TASK GOAL
Gather every line from the items below that contains the string "chart", treating case as significant.

Dataset rows:
= = = = =

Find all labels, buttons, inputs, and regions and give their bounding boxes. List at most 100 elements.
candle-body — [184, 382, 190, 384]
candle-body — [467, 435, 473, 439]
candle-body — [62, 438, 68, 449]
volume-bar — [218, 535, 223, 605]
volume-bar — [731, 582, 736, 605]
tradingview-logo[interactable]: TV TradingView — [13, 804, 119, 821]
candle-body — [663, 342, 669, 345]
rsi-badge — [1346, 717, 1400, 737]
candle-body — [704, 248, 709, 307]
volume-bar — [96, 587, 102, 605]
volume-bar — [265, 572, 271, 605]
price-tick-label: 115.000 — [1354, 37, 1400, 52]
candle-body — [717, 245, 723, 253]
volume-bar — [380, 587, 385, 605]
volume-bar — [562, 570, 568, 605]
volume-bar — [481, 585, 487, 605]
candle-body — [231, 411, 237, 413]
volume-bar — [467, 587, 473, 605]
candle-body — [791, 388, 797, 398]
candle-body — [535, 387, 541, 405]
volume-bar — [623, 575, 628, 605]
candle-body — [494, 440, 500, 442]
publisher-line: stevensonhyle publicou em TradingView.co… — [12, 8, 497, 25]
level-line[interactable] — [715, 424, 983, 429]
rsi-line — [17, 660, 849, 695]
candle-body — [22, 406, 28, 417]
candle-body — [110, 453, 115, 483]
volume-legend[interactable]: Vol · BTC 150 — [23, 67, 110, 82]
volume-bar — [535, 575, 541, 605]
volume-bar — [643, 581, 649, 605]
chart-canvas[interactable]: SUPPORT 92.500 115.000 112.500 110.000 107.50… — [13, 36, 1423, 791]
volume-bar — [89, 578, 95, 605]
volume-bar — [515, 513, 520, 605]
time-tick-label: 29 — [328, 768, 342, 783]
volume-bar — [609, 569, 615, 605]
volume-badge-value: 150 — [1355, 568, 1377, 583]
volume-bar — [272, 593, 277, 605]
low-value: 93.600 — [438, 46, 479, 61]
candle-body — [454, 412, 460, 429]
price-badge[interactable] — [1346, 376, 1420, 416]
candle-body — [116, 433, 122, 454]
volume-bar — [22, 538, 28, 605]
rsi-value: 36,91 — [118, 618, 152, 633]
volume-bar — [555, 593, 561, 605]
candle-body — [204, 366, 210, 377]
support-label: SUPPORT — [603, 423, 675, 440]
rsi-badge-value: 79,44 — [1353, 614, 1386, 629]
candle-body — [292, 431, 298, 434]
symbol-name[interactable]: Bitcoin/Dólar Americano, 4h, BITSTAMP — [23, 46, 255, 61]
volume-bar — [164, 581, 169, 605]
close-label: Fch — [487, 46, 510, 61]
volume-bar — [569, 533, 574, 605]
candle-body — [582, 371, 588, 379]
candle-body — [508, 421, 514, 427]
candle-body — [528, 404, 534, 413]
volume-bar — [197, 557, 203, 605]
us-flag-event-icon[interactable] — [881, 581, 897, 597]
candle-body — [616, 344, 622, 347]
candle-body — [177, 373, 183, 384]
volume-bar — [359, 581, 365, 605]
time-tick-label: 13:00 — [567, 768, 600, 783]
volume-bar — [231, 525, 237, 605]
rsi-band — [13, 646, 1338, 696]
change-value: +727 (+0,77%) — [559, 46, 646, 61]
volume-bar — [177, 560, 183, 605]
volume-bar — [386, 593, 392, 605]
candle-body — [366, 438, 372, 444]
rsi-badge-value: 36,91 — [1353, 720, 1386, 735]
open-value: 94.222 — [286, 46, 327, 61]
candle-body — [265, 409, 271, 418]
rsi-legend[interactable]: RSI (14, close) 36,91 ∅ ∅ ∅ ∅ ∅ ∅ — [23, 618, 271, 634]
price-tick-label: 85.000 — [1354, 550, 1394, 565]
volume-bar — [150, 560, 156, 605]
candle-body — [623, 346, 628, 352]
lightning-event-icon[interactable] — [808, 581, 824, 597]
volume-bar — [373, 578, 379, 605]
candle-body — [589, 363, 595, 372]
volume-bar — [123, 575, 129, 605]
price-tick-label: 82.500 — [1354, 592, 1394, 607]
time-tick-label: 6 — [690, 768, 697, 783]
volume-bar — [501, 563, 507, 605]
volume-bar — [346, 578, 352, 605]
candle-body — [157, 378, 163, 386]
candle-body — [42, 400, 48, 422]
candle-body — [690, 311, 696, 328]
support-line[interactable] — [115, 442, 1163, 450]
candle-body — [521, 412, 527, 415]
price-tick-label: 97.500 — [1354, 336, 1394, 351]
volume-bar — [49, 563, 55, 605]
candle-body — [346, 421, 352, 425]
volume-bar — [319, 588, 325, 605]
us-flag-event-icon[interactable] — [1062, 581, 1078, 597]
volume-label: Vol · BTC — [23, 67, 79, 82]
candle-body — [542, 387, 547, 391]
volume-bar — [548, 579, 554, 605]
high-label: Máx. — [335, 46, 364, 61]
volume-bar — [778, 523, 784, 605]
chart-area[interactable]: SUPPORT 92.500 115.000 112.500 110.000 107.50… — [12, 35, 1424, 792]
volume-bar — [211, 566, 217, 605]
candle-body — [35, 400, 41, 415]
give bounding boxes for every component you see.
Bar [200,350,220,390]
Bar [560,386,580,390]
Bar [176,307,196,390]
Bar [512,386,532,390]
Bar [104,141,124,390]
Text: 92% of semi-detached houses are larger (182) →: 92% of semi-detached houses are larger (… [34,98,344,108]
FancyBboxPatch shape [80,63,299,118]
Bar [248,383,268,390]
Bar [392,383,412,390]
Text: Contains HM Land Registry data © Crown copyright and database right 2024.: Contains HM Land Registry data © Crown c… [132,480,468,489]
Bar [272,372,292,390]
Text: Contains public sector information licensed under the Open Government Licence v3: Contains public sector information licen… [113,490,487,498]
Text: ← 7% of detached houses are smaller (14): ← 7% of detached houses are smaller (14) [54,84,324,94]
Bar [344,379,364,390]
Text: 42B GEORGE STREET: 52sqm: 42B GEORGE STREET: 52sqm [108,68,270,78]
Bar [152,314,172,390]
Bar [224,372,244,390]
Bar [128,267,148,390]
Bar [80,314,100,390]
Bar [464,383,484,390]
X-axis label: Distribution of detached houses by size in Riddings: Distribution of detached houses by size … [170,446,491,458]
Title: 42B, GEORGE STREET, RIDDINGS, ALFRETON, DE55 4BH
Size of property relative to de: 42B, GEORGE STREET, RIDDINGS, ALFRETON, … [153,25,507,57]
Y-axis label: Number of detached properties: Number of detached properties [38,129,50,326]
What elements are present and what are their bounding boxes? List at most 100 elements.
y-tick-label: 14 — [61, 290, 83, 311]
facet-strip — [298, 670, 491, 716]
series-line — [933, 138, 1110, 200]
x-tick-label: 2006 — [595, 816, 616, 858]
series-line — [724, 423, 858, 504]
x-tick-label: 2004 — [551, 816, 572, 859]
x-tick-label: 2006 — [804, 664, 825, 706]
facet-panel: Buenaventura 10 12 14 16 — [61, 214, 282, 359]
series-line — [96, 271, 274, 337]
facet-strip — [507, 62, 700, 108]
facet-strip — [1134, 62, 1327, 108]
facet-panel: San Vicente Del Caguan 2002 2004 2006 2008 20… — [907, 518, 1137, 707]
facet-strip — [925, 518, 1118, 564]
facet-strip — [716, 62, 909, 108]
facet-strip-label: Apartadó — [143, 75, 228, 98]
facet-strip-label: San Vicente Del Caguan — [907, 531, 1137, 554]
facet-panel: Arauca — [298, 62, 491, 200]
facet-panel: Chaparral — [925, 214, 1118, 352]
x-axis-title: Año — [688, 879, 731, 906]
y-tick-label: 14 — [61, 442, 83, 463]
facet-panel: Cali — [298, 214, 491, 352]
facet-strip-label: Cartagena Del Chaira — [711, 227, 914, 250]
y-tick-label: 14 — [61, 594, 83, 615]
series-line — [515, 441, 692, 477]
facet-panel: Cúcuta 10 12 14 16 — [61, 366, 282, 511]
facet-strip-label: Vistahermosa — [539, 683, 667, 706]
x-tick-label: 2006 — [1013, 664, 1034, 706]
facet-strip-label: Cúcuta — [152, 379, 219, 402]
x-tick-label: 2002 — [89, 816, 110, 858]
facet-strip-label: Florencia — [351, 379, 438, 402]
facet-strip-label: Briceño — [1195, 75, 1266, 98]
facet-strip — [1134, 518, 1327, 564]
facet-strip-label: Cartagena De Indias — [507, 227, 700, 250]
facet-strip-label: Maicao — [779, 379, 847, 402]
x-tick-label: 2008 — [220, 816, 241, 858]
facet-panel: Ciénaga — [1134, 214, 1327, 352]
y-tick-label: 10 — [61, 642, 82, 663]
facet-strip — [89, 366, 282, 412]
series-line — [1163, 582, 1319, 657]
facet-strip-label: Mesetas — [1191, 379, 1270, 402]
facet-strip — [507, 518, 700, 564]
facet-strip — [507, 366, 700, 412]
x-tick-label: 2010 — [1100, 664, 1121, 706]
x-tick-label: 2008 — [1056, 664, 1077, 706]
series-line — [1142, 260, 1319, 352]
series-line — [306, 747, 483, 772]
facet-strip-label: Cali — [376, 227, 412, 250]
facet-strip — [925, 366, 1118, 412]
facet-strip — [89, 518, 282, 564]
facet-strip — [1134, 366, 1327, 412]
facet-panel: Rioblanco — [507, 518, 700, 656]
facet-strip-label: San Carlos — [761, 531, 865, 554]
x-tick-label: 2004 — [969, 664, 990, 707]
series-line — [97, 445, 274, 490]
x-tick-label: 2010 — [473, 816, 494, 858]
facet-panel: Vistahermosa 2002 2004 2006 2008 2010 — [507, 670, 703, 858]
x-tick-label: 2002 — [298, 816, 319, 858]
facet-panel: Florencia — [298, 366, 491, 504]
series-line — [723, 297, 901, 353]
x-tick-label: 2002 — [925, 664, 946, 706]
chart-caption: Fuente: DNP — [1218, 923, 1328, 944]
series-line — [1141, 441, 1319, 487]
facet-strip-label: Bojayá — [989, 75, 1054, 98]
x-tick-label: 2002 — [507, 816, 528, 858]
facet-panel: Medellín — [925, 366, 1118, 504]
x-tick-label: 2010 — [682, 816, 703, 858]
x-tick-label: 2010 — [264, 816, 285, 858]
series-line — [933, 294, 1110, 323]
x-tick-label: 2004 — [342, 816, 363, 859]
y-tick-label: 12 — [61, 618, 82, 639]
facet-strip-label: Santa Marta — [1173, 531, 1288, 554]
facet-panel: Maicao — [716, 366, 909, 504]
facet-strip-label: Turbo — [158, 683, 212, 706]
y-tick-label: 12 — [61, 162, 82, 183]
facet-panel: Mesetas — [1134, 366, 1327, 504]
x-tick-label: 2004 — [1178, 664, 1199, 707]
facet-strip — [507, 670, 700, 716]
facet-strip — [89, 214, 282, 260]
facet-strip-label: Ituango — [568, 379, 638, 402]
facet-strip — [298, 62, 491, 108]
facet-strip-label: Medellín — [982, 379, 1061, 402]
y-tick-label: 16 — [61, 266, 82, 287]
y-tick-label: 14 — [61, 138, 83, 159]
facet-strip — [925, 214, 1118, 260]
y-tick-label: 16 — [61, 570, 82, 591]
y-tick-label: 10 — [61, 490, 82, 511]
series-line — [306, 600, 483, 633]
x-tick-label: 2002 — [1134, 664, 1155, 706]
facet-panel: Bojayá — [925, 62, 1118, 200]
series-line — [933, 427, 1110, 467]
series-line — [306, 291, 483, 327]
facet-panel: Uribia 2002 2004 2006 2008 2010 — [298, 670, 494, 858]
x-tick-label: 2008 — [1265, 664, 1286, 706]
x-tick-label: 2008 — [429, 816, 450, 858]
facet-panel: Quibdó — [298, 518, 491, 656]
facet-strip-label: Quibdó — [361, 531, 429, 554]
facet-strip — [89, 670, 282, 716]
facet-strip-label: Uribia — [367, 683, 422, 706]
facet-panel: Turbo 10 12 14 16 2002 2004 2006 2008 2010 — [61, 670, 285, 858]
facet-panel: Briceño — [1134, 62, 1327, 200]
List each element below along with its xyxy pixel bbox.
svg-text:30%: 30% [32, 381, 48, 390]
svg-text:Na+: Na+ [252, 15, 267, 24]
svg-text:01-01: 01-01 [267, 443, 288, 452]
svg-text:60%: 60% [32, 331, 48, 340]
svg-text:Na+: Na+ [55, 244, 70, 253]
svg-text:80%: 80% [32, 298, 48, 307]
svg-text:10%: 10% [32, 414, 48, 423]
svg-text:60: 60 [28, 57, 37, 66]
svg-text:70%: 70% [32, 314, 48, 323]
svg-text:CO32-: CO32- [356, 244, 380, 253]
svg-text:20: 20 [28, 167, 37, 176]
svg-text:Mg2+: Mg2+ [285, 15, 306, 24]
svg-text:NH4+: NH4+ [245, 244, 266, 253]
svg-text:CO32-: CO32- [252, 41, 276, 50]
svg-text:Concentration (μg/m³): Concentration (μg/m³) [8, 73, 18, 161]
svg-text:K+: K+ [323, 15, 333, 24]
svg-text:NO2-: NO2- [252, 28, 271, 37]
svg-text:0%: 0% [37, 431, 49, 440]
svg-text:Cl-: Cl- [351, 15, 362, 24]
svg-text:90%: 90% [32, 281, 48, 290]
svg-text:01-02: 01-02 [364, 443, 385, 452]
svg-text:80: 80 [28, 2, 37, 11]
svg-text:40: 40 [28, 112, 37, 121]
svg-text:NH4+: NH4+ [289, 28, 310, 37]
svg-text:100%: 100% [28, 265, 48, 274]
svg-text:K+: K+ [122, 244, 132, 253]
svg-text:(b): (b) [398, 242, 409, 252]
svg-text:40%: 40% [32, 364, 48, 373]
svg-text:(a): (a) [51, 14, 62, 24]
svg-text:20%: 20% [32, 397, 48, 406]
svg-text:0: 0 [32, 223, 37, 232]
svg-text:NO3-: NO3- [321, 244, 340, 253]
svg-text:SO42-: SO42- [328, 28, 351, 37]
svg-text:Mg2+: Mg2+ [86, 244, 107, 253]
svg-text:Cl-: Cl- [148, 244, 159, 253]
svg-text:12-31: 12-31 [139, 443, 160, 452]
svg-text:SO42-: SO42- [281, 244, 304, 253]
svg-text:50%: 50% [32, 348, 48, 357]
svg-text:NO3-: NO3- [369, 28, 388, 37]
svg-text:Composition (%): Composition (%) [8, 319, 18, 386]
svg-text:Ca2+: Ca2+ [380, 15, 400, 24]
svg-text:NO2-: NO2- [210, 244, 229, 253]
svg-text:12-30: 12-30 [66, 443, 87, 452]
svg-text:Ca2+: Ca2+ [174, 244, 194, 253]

= = = = =

WRITTEN ANSWER
chart-canvas[interactable]: SUPPORT 92.500 115.000 112.500 110.000 107.50… — [13, 36, 1423, 791]
chart-area[interactable]: SUPPORT 92.500 115.000 112.500 110.000 107.50… — [12, 35, 1424, 792]
chart-caption: Fuente: DNP — [1218, 923, 1328, 944]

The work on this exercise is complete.